Data entries for graphics
-=-=-

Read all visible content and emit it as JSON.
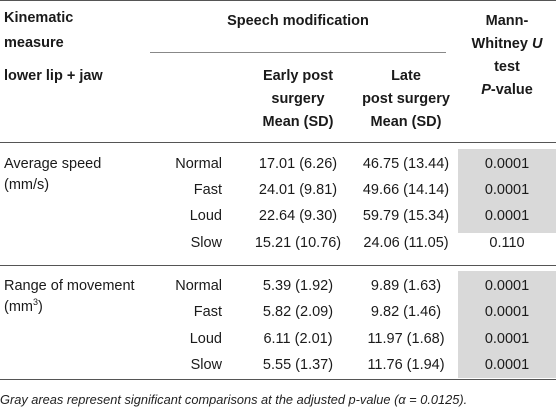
{
  "table": {
    "header": {
      "kinematic_line1": "Kinematic",
      "kinematic_line2": "measure",
      "kinematic_line3": "lower lip + jaw",
      "speech_modification": "Speech modification",
      "early_line1": "Early post",
      "early_line2": "surgery",
      "early_line3": "Mean (SD)",
      "late_line1": "Late",
      "late_line2": "post surgery",
      "late_line3": "Mean (SD)",
      "mw_line1": "Mann-",
      "mw_line2a": "Whitney ",
      "mw_line2b": "U",
      "mw_line3": "test",
      "mw_line4a": "P",
      "mw_line4b": "-value"
    },
    "groups": [
      {
        "measure_line1": "Average speed",
        "measure_line2": "(mm/s)",
        "measure_sup": "",
        "measure_close": "",
        "rows": [
          {
            "condition": "Normal",
            "early": "17.01 (6.26)",
            "late": "46.75 (13.44)",
            "p": "0.0001",
            "significant": true
          },
          {
            "condition": "Fast",
            "early": "24.01 (9.81)",
            "late": "49.66 (14.14)",
            "p": "0.0001",
            "significant": true
          },
          {
            "condition": "Loud",
            "early": "22.64 (9.30)",
            "late": "59.79 (15.34)",
            "p": "0.0001",
            "significant": true
          },
          {
            "condition": "Slow",
            "early": "15.21 (10.76)",
            "late": "24.06 (11.05)",
            "p": "0.110",
            "significant": false
          }
        ]
      },
      {
        "measure_line1": "Range of movement",
        "measure_line2": "(mm",
        "measure_sup": "3",
        "measure_close": ")",
        "rows": [
          {
            "condition": "Normal",
            "early": "5.39 (1.92)",
            "late": "9.89 (1.63)",
            "p": "0.0001",
            "significant": true
          },
          {
            "condition": "Fast",
            "early": "5.82 (2.09)",
            "late": "9.82 (1.46)",
            "p": "0.0001",
            "significant": true
          },
          {
            "condition": "Loud",
            "early": "6.11 (2.01)",
            "late": "11.97 (1.68)",
            "p": "0.0001",
            "significant": true
          },
          {
            "condition": "Slow",
            "early": "5.55 (1.37)",
            "late": "11.76 (1.94)",
            "p": "0.0001",
            "significant": true
          }
        ]
      }
    ],
    "footnote": "Gray areas represent significant comparisons at the adjusted p-value (α = 0.0125).",
    "shade_color": "#d9d9d9"
  }
}
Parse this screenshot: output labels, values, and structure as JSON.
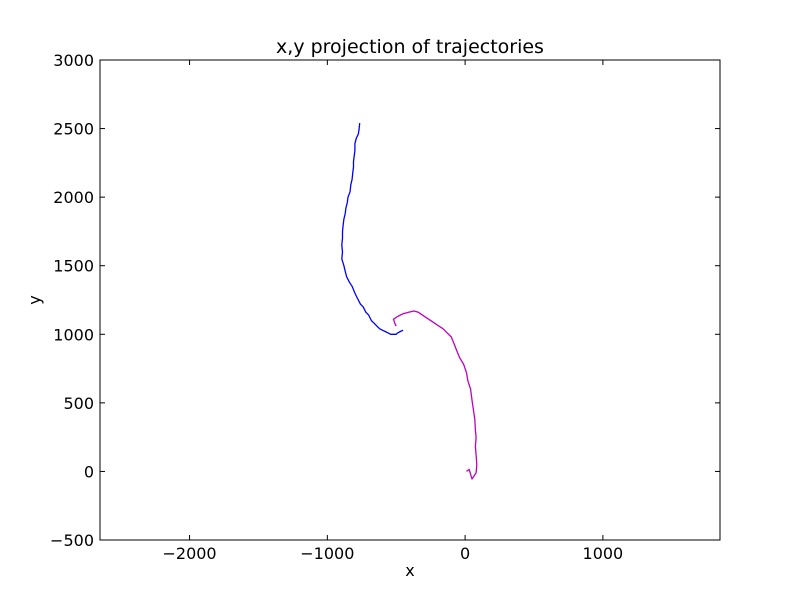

-=-=-

[What needs to be done] Repeat the material exactly as it reads, without any of its pictures.

[Complete output]
Read all visible content and emit it as JSON.
{
  "table": {
    "header": {
      "kinematic_line1": "Kinematic",
      "kinematic_line2": "measure",
      "kinematic_line3": "lower lip + jaw",
      "speech_modification": "Speech modification",
      "early_line1": "Early post",
      "early_line2": "surgery",
      "early_line3": "Mean (SD)",
      "late_line1": "Late",
      "late_line2": "post surgery",
      "late_line3": "Mean (SD)",
      "mw_line1": "Mann-",
      "mw_line2a": "Whitney ",
      "mw_line2b": "U",
      "mw_line3": "test",
      "mw_line4a": "P",
      "mw_line4b": "-value"
    },
    "groups": [
      {
        "measure_line1": "Average speed",
        "measure_line2": "(mm/s)",
        "measure_sup": "",
        "measure_close": "",
        "rows": [
          {
            "condition": "Normal",
            "early": "17.01 (6.26)",
            "late": "46.75 (13.44)",
            "p": "0.0001",
            "significant": true
          },
          {
            "condition": "Fast",
            "early": "24.01 (9.81)",
            "late": "49.66 (14.14)",
            "p": "0.0001",
            "significant": true
          },
          {
            "condition": "Loud",
            "early": "22.64 (9.30)",
            "late": "59.79 (15.34)",
            "p": "0.0001",
            "significant": true
          },
          {
            "condition": "Slow",
            "early": "15.21 (10.76)",
            "late": "24.06 (11.05)",
            "p": "0.110",
            "significant": false
          }
        ]
      },
      {
        "measure_line1": "Range of movement",
        "measure_line2": "(mm",
        "measure_sup": "3",
        "measure_close": ")",
        "rows": [
          {
            "condition": "Normal",
            "early": "5.39 (1.92)",
            "late": "9.89 (1.63)",
            "p": "0.0001",
            "significant": true
          },
          {
            "condition": "Fast",
            "early": "5.82 (2.09)",
            "late": "9.82 (1.46)",
            "p": "0.0001",
            "significant": true
          },
          {
            "condition": "Loud",
            "early": "6.11 (2.01)",
            "late": "11.97 (1.68)",
            "p": "0.0001",
            "significant": true
          },
          {
            "condition": "Slow",
            "early": "5.55 (1.37)",
            "late": "11.76 (1.94)",
            "p": "0.0001",
            "significant": true
          }
        ]
      }
    ],
    "footnote": "Gray areas represent significant comparisons at the adjusted p-value (α = 0.0125).",
    "shade_color": "#d9d9d9"
  }
}
Parse this screenshot: output labels, values, and structure as JSON.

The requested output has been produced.